Collection entries
========================================

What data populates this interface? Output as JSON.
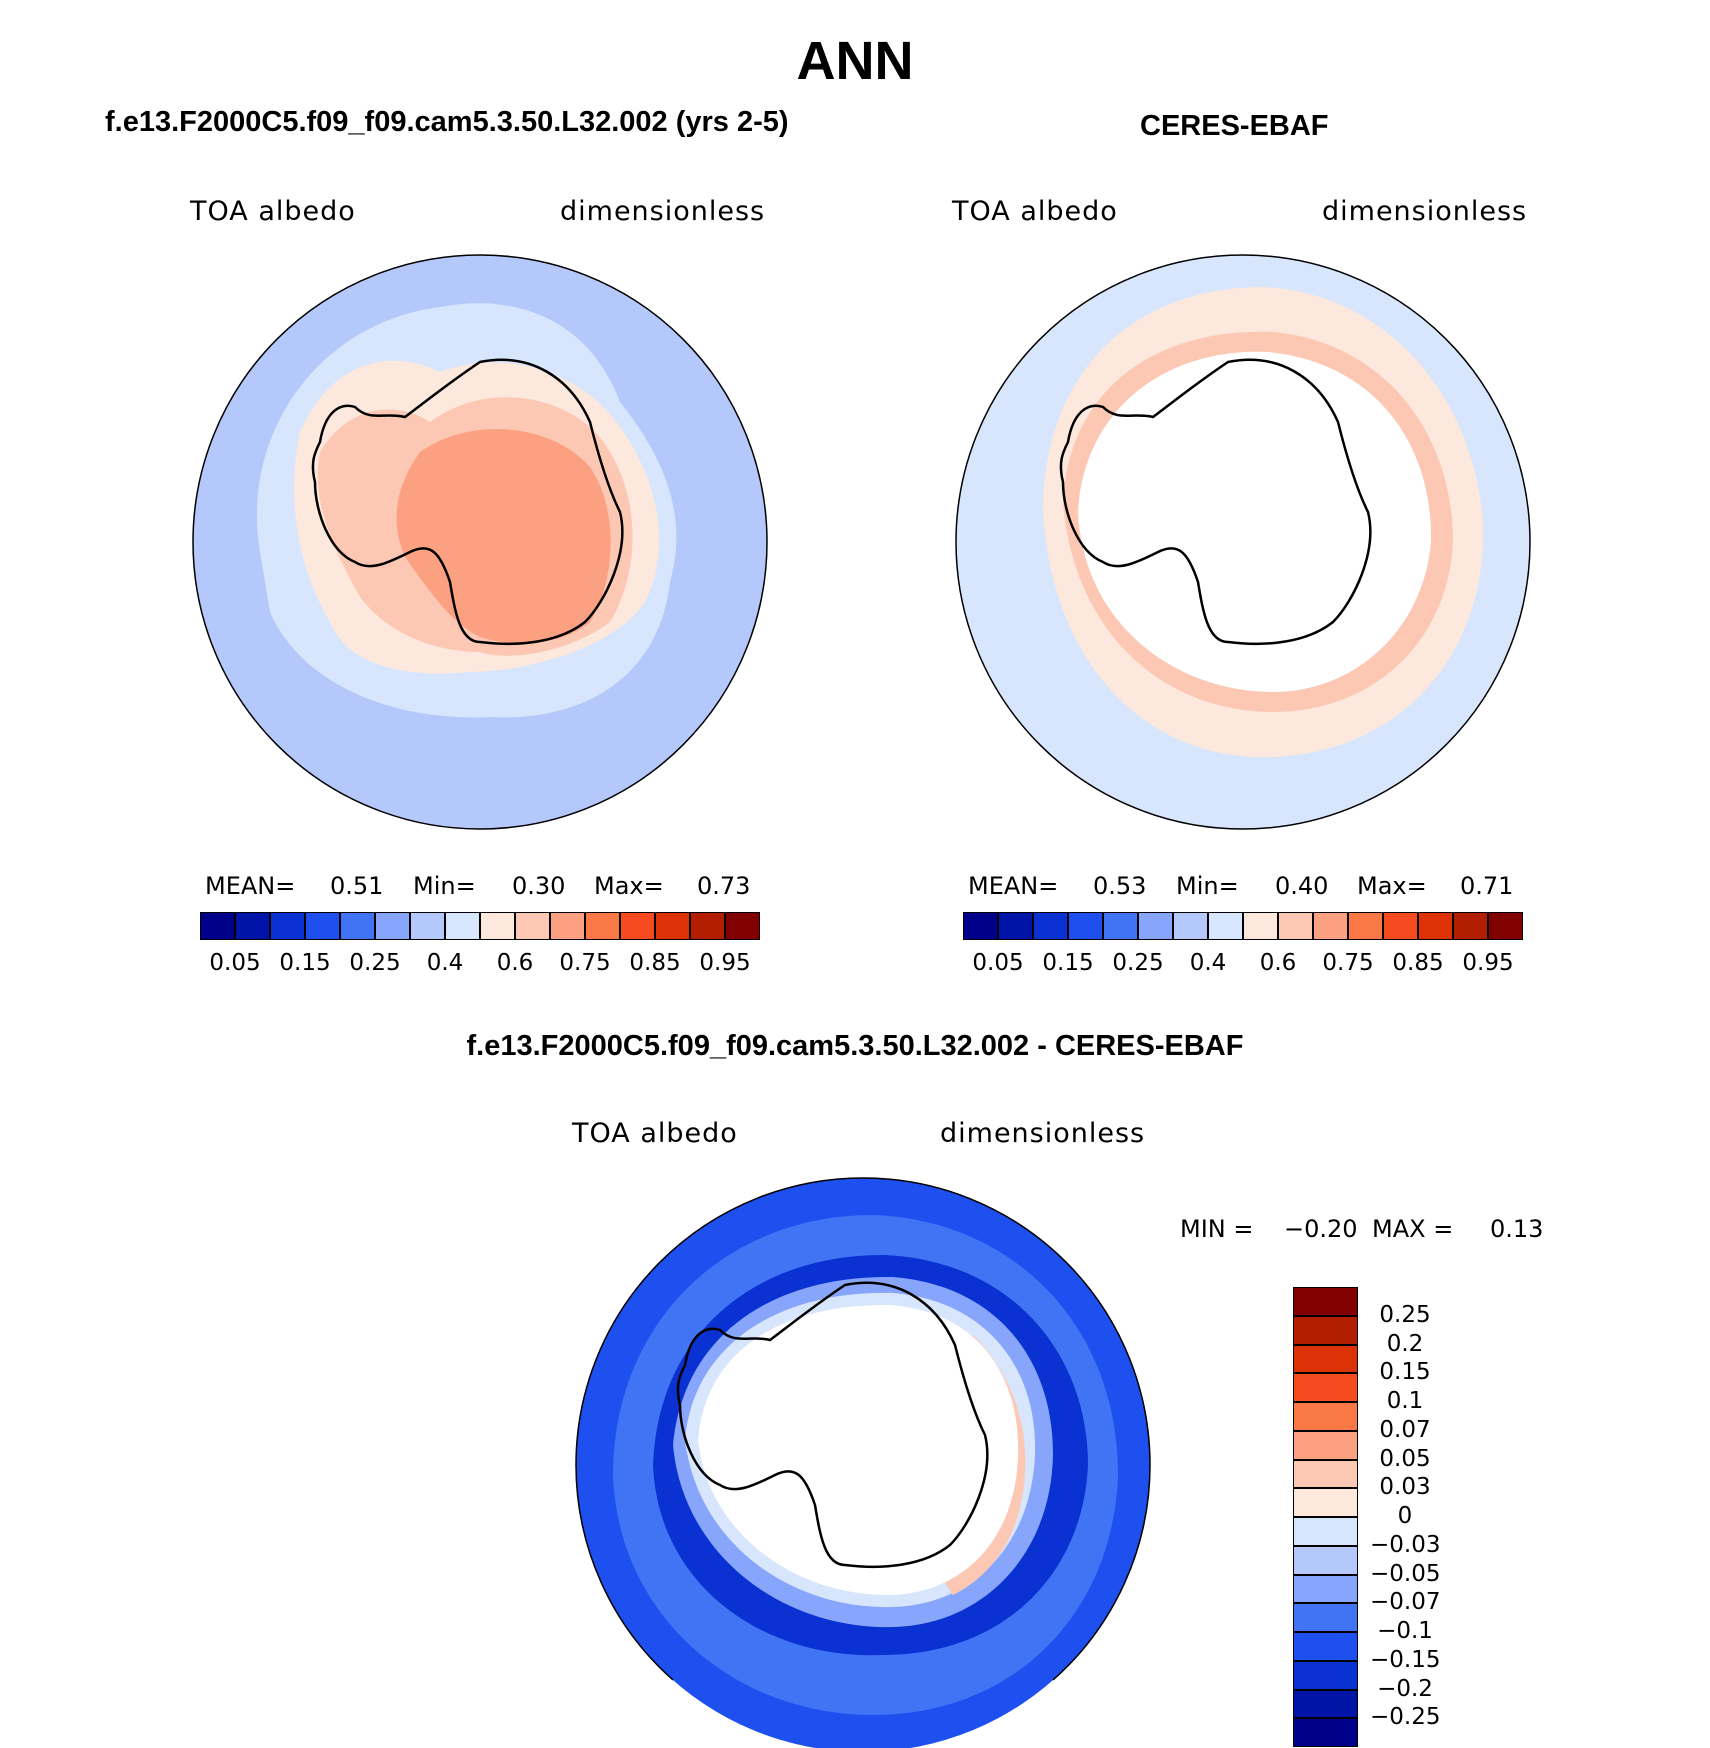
{
  "title": "ANN",
  "panels": {
    "model": {
      "caption": "f.e13.F2000C5.f09_f09.cam5.3.50.L32.002 (yrs 2-5)",
      "variable": "TOA albedo",
      "units": "dimensionless",
      "stats": {
        "mean_label": "MEAN=",
        "mean": "0.51",
        "min_label": "Min=",
        "min": "0.30",
        "max_label": "Max=",
        "max": "0.73"
      }
    },
    "obs": {
      "caption": "CERES-EBAF",
      "variable": "TOA albedo",
      "units": "dimensionless",
      "stats": {
        "mean_label": "MEAN=",
        "mean": "0.53",
        "min_label": "Min=",
        "min": "0.40",
        "max_label": "Max=",
        "max": "0.71"
      }
    },
    "diff": {
      "caption": "f.e13.F2000C5.f09_f09.cam5.3.50.L32.002 - CERES-EBAF",
      "variable": "TOA albedo",
      "units": "dimensionless",
      "stats": {
        "min_label": "MIN =",
        "min": "−0.20",
        "max_label": "MAX =",
        "max": "0.13"
      }
    }
  },
  "colorbar_abs": {
    "colors": [
      "#00008a",
      "#0014a8",
      "#0a32d2",
      "#1e50f0",
      "#4173f5",
      "#87a5fa",
      "#b4c8fc",
      "#d7e6fc",
      "#fce8dc",
      "#fcc8b4",
      "#fca082",
      "#fa7846",
      "#f54b1e",
      "#dc3205",
      "#b41e00",
      "#820000"
    ],
    "tick_labels": [
      "0.05",
      "0.15",
      "0.25",
      "0.4",
      "0.6",
      "0.75",
      "0.85",
      "0.95"
    ]
  },
  "colorbar_diff": {
    "colors": [
      "#00008a",
      "#0014a8",
      "#0a32d2",
      "#1e50f0",
      "#4173f5",
      "#87a5fa",
      "#b4c8fc",
      "#d7e6fc",
      "#fce8dc",
      "#fcc8b4",
      "#fca082",
      "#fa7846",
      "#f54b1e",
      "#dc3205",
      "#b41e00",
      "#820000"
    ],
    "tick_labels": [
      "0.25",
      "0.2",
      "0.15",
      "0.1",
      "0.07",
      "0.05",
      "0.03",
      "0",
      "−0.03",
      "−0.05",
      "−0.07",
      "−0.1",
      "−0.15",
      "−0.2",
      "−0.25"
    ]
  }
}
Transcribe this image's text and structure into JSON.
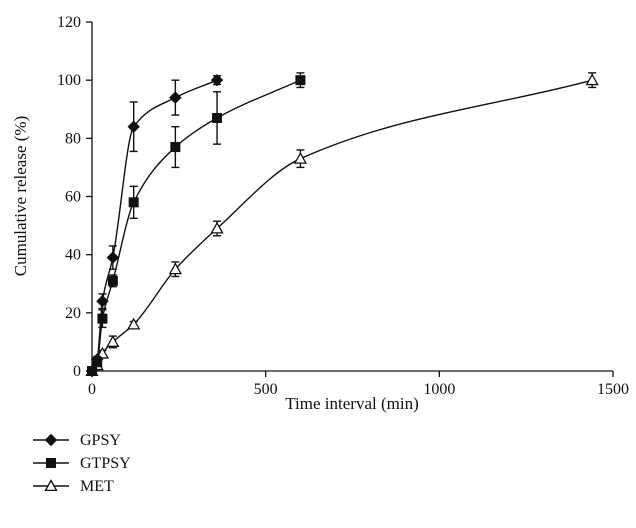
{
  "chart_data": {
    "type": "line",
    "xlabel": "Time interval (min)",
    "ylabel": "Cumulative release (%)",
    "xlim": [
      0,
      1500
    ],
    "ylim": [
      0,
      120
    ],
    "xticks": [
      0,
      500,
      1000,
      1500
    ],
    "yticks": [
      0,
      20,
      40,
      60,
      80,
      100,
      120
    ],
    "grid": false,
    "legend_position": "bottom-left",
    "error_bars": true,
    "series": [
      {
        "name": "GPSY",
        "marker": "filled-diamond",
        "x": [
          0,
          15,
          30,
          60,
          120,
          240,
          360
        ],
        "y": [
          0,
          4,
          24,
          39,
          84,
          94,
          100
        ],
        "err": [
          0,
          1,
          2.5,
          4,
          8.5,
          6,
          1.5
        ]
      },
      {
        "name": "GTPSY",
        "marker": "filled-square",
        "x": [
          0,
          15,
          30,
          60,
          120,
          240,
          360,
          600
        ],
        "y": [
          0,
          3,
          18,
          31,
          58,
          77,
          87,
          100
        ],
        "err": [
          0,
          1,
          3,
          2,
          5.5,
          7,
          9,
          2.5
        ]
      },
      {
        "name": "MET",
        "marker": "open-triangle",
        "x": [
          0,
          15,
          30,
          60,
          120,
          240,
          360,
          600,
          1440
        ],
        "y": [
          0,
          2,
          6,
          10,
          16,
          35,
          49,
          73,
          100
        ],
        "err": [
          0,
          0.5,
          1,
          2,
          1,
          2.5,
          2.5,
          3,
          2.5
        ]
      }
    ]
  }
}
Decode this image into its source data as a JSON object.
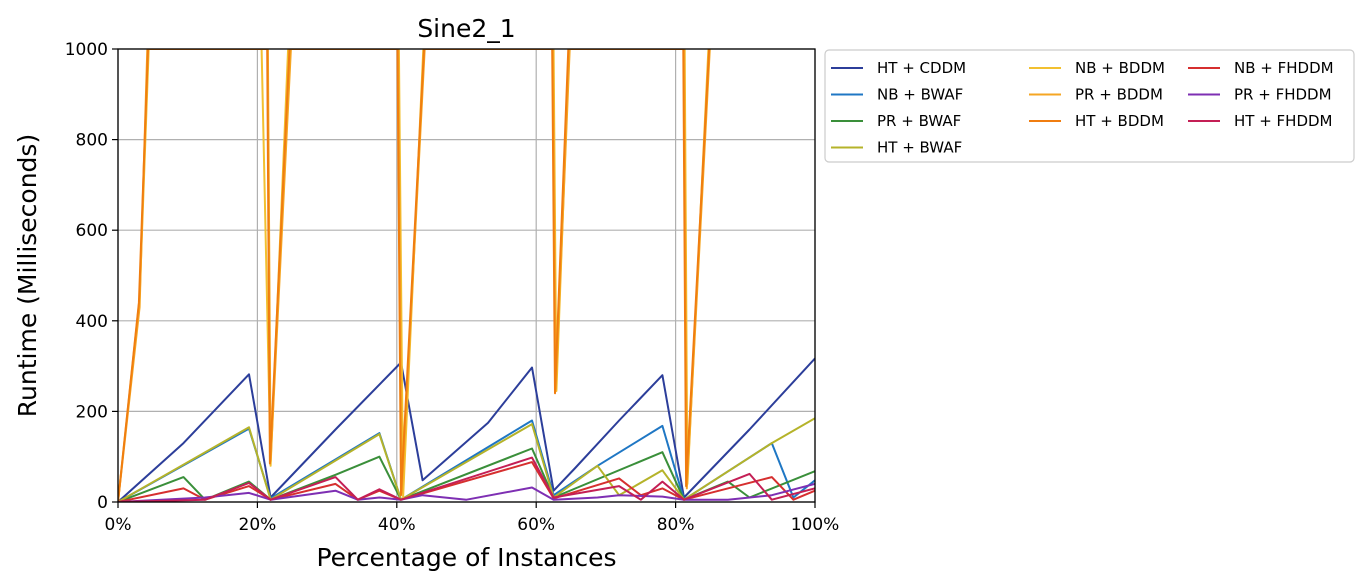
{
  "chart_data": {
    "type": "line",
    "title": "Sine2_1",
    "xlabel": "Percentage of Instances",
    "ylabel": "Runtime (Milliseconds)",
    "xlim": [
      0,
      100
    ],
    "ylim": [
      0,
      1000
    ],
    "xticks": [
      0,
      20,
      40,
      60,
      80,
      100
    ],
    "xtick_labels": [
      "0%",
      "20%",
      "40%",
      "60%",
      "80%",
      "100%"
    ],
    "yticks": [
      0,
      200,
      400,
      600,
      800,
      1000
    ],
    "ytick_labels": [
      "0",
      "200",
      "400",
      "600",
      "800",
      "1000"
    ],
    "grid": true,
    "legend": {
      "placement": "outside-top-right",
      "columns": 3
    },
    "series": [
      {
        "name": "HT + CDDM",
        "color": "#2c3e9a",
        "x": [
          0,
          9.4,
          18.8,
          21.9,
          31.2,
          40.6,
          43.7,
          53.1,
          59.4,
          62.5,
          65.6,
          71.9,
          78.1,
          81.2,
          90.6,
          100
        ],
        "y": [
          0,
          130,
          282,
          10,
          160,
          308,
          48,
          175,
          297,
          25,
          75,
          180,
          280,
          10,
          160,
          317
        ]
      },
      {
        "name": "NB + BWAF",
        "color": "#1f77c4",
        "x": [
          0,
          18.8,
          21.9,
          37.5,
          40.6,
          59.4,
          62.5,
          68.8,
          78.1,
          81.2,
          93.8,
          96.9,
          100
        ],
        "y": [
          0,
          162,
          8,
          152,
          5,
          180,
          15,
          80,
          168,
          5,
          130,
          10,
          48
        ]
      },
      {
        "name": "PR + BWAF",
        "color": "#3a8f3a",
        "x": [
          0,
          9.4,
          12.5,
          18.8,
          21.9,
          31.2,
          37.5,
          40.6,
          59.4,
          62.5,
          78.1,
          81.2,
          87.5,
          90.6,
          100
        ],
        "y": [
          0,
          55,
          5,
          45,
          5,
          60,
          100,
          5,
          118,
          10,
          110,
          5,
          45,
          10,
          68
        ]
      },
      {
        "name": "HT + BWAF",
        "color": "#b5b32a",
        "x": [
          0,
          18.8,
          21.9,
          37.5,
          40.6,
          59.4,
          62.5,
          68.8,
          71.9,
          78.1,
          81.2,
          93.8,
          100
        ],
        "y": [
          0,
          165,
          5,
          150,
          5,
          172,
          10,
          80,
          15,
          70,
          5,
          130,
          185
        ]
      },
      {
        "name": "NB + BDDM",
        "color": "#f2c030",
        "x": [
          0,
          3.1,
          4.4,
          20.6,
          21.9,
          24.4,
          40.3,
          40.9,
          43.8,
          62.5,
          62.9,
          64.7,
          81.3,
          81.7,
          84.7
        ],
        "y": [
          0,
          450,
          1000,
          1000,
          80,
          1000,
          1000,
          10,
          1000,
          1000,
          245,
          1000,
          1000,
          40,
          1000
        ]
      },
      {
        "name": "PR + BDDM",
        "color": "#f5a623",
        "x": [
          0,
          3.1,
          4.2,
          21.5,
          21.9,
          24.8,
          40.2,
          40.7,
          44.0,
          62.4,
          62.8,
          64.8,
          81.2,
          81.6,
          84.9
        ],
        "y": [
          0,
          430,
          1000,
          1000,
          90,
          1000,
          1000,
          20,
          1000,
          1000,
          250,
          1000,
          1000,
          30,
          1000
        ]
      },
      {
        "name": "HT + BDDM",
        "color": "#f07d10",
        "x": [
          0,
          3.0,
          4.3,
          21.4,
          21.8,
          24.6,
          40.1,
          40.6,
          43.9,
          62.3,
          62.7,
          64.6,
          81.1,
          81.5,
          84.8
        ],
        "y": [
          0,
          440,
          1000,
          1000,
          85,
          1000,
          1000,
          15,
          1000,
          1000,
          240,
          1000,
          1000,
          35,
          1000
        ]
      },
      {
        "name": "NB + FHDDM",
        "color": "#d62f2f",
        "x": [
          0,
          9.4,
          12.5,
          18.8,
          21.9,
          31.2,
          34.4,
          37.5,
          40.6,
          59.4,
          62.5,
          71.9,
          75.0,
          78.1,
          81.2,
          93.8,
          96.9,
          100
        ],
        "y": [
          0,
          30,
          5,
          35,
          5,
          40,
          5,
          25,
          5,
          88,
          8,
          52,
          15,
          30,
          5,
          55,
          5,
          25
        ]
      },
      {
        "name": "PR + FHDDM",
        "color": "#7e2fb3",
        "x": [
          0,
          12.5,
          18.8,
          21.9,
          31.2,
          34.4,
          37.5,
          40.6,
          43.7,
          50.0,
          59.4,
          62.5,
          68.8,
          71.9,
          78.1,
          81.2,
          87.5,
          93.8,
          100
        ],
        "y": [
          0,
          10,
          20,
          5,
          25,
          5,
          10,
          5,
          15,
          5,
          32,
          5,
          10,
          15,
          12,
          5,
          5,
          15,
          40
        ]
      },
      {
        "name": "HT + FHDDM",
        "color": "#c41f55",
        "x": [
          0,
          12.5,
          18.8,
          21.9,
          31.2,
          34.4,
          37.5,
          40.6,
          59.4,
          62.5,
          71.9,
          75.0,
          78.1,
          81.2,
          90.6,
          93.8,
          100
        ],
        "y": [
          0,
          5,
          42,
          5,
          55,
          5,
          28,
          5,
          98,
          10,
          35,
          5,
          45,
          5,
          62,
          5,
          30
        ]
      }
    ]
  }
}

========================================

● **Exercise prompt**
From the records given above, copy all lines containing "CERES".

● **Exercise result**
      "caption": "CERES-EBAF",
      "caption": "f.e13.F2000C5.f09_f09.cam5.3.50.L32.002 - CERES-EBAF",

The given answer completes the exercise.